Objective.
Find every line with the word "true". Copy those lines.

--- Begin Data for processing ---

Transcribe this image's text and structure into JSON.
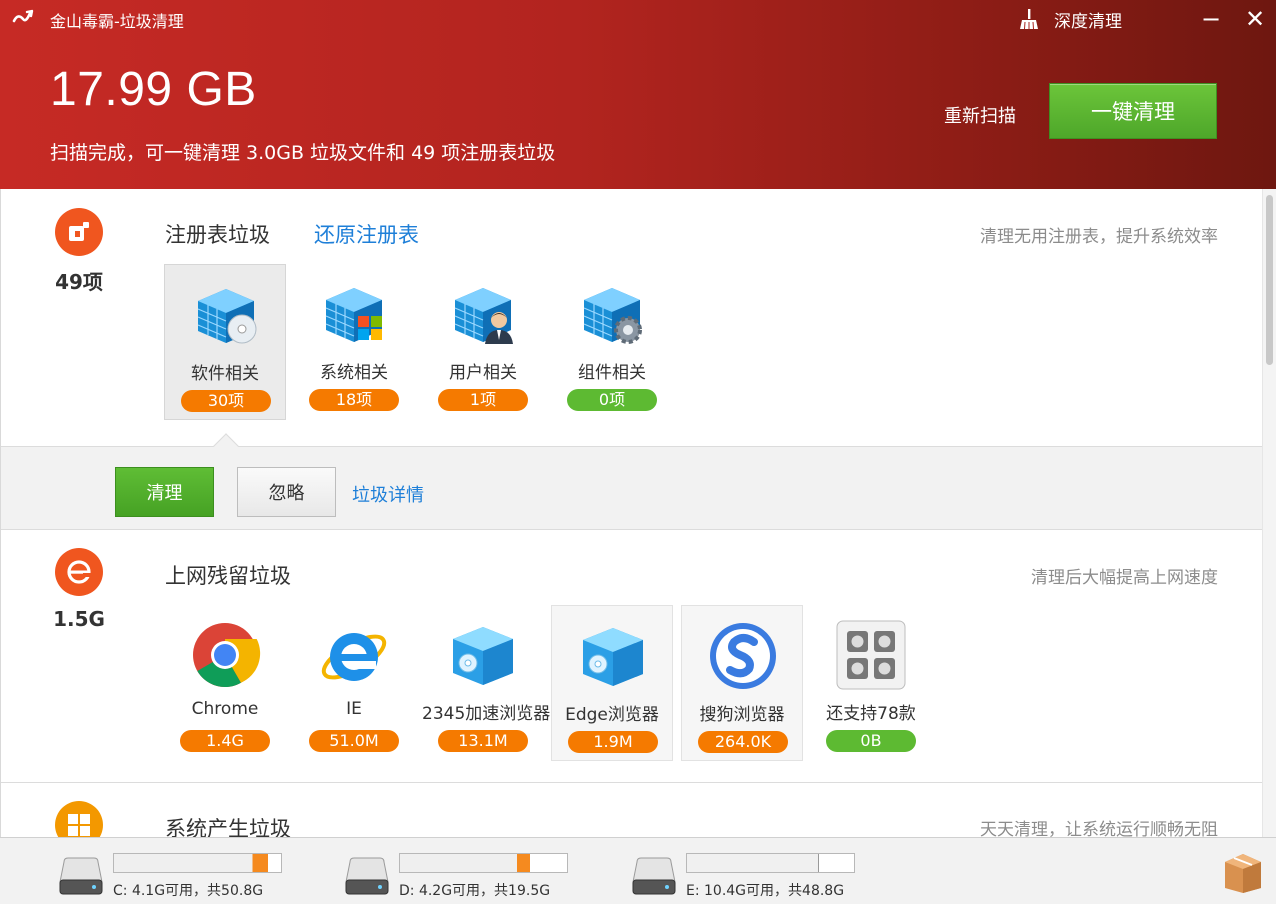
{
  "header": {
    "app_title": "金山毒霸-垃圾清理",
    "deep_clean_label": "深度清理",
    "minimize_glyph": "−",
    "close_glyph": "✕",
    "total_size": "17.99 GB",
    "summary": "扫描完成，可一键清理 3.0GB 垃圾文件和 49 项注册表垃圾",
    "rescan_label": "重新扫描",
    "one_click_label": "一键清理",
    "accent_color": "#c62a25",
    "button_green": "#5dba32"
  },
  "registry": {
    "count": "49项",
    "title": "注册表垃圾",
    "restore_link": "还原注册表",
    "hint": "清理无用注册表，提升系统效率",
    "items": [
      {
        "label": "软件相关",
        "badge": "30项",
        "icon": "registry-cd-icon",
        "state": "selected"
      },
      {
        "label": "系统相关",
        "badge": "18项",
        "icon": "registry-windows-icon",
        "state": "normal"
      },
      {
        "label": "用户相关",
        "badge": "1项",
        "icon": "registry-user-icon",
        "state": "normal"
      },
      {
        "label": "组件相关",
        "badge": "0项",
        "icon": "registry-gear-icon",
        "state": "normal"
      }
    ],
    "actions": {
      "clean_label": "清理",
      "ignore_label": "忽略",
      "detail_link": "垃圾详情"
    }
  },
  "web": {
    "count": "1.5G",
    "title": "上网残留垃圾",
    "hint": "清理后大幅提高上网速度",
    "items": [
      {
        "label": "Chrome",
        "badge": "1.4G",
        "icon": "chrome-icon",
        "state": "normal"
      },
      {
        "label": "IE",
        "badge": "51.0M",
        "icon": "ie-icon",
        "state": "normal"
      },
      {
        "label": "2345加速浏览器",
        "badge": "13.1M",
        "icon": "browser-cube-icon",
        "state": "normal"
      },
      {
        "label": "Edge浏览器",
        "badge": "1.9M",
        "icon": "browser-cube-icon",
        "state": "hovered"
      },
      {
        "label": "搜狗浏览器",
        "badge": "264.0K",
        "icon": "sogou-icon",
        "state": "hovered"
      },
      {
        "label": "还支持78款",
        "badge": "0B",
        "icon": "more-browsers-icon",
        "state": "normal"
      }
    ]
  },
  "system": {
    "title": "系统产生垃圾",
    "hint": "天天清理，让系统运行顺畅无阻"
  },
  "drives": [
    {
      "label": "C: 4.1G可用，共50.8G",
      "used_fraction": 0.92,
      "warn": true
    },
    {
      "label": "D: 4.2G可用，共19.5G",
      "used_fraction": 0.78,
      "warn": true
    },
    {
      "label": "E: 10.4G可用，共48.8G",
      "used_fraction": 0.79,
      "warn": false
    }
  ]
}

--- End Data for processing ---
--- Begin Data for processing ---

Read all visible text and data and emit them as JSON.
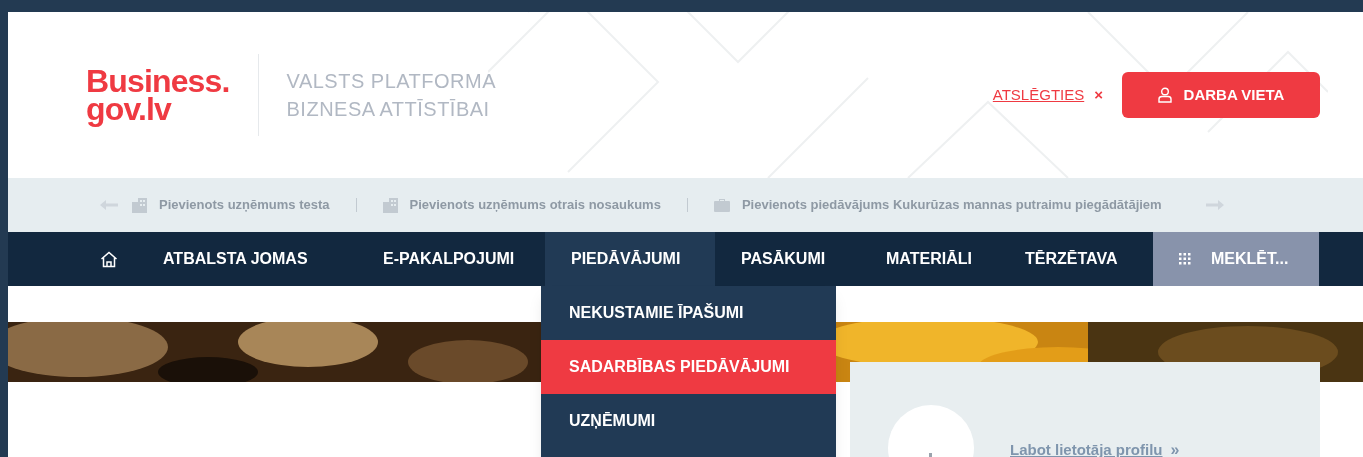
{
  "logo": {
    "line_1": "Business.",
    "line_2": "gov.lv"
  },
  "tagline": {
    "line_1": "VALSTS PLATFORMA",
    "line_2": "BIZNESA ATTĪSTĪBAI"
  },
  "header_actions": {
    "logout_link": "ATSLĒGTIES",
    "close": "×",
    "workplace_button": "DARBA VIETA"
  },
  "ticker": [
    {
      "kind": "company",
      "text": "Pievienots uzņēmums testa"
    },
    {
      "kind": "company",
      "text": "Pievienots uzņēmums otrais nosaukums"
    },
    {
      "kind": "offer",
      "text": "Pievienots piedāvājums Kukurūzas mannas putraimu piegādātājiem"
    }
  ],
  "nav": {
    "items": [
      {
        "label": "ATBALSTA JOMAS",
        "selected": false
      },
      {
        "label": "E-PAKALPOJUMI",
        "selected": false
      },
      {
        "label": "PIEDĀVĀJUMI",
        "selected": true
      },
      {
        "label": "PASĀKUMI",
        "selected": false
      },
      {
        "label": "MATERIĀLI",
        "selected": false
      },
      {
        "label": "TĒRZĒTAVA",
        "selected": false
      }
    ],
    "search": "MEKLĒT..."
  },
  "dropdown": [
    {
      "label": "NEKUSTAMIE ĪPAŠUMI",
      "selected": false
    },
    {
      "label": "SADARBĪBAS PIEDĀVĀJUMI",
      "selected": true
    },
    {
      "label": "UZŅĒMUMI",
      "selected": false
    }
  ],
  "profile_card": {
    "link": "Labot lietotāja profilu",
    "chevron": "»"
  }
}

--- End Data for processing ---

Finished answer.
      "warn": true
      "warn": true
        "selected": true
      "selected": true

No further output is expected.